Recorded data

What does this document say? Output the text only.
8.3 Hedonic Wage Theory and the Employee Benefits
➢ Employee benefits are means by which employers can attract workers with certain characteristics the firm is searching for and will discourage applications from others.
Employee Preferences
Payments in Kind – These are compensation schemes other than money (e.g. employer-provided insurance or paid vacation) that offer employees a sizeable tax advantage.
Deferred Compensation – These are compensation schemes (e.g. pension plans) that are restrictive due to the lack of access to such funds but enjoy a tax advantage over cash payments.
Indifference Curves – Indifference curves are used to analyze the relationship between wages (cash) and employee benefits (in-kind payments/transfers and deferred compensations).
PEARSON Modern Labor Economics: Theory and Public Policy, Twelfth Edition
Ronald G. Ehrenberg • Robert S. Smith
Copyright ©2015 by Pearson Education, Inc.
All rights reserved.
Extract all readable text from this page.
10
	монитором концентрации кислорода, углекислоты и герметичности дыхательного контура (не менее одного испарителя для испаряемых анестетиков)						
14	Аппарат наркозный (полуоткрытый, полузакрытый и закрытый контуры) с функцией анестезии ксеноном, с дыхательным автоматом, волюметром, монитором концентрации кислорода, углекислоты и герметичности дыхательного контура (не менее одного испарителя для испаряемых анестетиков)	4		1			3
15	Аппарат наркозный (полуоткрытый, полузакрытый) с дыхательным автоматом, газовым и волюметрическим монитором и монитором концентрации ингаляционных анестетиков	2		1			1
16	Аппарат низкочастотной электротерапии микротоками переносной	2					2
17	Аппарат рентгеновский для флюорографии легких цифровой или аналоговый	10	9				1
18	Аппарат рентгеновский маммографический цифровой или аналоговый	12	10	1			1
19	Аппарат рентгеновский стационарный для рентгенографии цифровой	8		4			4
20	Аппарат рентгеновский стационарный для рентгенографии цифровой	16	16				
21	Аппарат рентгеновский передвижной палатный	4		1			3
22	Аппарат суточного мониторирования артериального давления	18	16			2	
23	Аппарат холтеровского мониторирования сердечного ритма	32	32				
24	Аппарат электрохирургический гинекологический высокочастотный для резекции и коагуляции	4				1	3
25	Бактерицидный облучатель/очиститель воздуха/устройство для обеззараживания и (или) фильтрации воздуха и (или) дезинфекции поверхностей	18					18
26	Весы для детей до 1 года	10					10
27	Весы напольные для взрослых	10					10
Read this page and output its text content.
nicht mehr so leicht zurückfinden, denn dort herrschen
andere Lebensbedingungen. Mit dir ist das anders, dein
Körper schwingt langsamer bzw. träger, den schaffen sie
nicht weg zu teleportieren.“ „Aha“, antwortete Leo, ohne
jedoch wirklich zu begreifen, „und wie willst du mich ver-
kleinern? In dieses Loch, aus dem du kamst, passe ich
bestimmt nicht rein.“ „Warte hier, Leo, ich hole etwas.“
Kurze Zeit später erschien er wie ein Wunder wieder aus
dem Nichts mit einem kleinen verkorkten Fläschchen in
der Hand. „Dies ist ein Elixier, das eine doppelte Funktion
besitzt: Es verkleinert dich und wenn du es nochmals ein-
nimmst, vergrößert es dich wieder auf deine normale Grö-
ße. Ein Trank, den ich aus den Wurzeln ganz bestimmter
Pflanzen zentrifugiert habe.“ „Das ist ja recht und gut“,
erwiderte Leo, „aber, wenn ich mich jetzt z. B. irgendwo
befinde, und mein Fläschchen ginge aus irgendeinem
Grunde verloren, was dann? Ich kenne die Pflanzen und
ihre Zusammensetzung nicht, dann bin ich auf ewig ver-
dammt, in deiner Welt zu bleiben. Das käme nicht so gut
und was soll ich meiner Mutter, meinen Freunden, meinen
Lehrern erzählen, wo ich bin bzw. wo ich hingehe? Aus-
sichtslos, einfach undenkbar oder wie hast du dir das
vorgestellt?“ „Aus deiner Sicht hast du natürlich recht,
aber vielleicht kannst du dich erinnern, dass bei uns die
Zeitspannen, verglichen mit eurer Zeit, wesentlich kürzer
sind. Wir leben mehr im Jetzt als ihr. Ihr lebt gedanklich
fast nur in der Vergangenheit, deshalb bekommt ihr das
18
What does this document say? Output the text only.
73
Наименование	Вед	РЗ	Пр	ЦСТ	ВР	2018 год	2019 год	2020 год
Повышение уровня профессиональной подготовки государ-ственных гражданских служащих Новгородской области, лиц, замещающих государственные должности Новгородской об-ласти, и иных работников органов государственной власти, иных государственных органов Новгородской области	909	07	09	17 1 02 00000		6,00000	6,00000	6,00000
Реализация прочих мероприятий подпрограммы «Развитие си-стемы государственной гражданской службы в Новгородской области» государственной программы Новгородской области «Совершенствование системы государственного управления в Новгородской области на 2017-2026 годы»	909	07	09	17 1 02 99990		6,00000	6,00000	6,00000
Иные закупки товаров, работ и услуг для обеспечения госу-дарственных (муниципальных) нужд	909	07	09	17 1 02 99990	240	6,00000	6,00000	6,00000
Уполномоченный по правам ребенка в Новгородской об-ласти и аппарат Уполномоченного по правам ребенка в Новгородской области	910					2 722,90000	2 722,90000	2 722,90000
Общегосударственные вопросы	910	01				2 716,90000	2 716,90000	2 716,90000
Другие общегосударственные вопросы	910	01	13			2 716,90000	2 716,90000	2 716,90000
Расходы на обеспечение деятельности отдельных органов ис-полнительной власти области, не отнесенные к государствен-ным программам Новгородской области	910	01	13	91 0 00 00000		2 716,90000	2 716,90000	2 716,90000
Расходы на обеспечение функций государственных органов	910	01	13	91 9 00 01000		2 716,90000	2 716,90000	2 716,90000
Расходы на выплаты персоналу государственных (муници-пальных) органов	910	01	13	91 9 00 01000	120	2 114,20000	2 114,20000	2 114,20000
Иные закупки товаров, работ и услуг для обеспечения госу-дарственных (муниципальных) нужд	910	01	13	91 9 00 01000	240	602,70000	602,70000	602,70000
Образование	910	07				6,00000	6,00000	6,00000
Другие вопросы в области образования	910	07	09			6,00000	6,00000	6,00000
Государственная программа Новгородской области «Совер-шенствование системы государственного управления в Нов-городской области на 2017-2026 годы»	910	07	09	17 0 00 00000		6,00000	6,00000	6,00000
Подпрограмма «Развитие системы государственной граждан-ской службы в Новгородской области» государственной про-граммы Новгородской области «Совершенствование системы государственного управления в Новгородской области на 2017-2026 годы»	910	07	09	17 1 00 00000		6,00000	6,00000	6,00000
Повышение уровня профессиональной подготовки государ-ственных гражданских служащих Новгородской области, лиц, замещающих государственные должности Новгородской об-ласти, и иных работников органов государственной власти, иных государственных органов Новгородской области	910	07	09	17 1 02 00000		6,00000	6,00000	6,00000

- EXERCISE AIM
Wherever the word "Fläschchen" occurs in a line of the listing, copy that line.

- FULL OUTPUT
dem Nichts mit einem kleinen verkorkten Fläschchen in
befinde, und mein Fläschchen ginge aus irgendeinem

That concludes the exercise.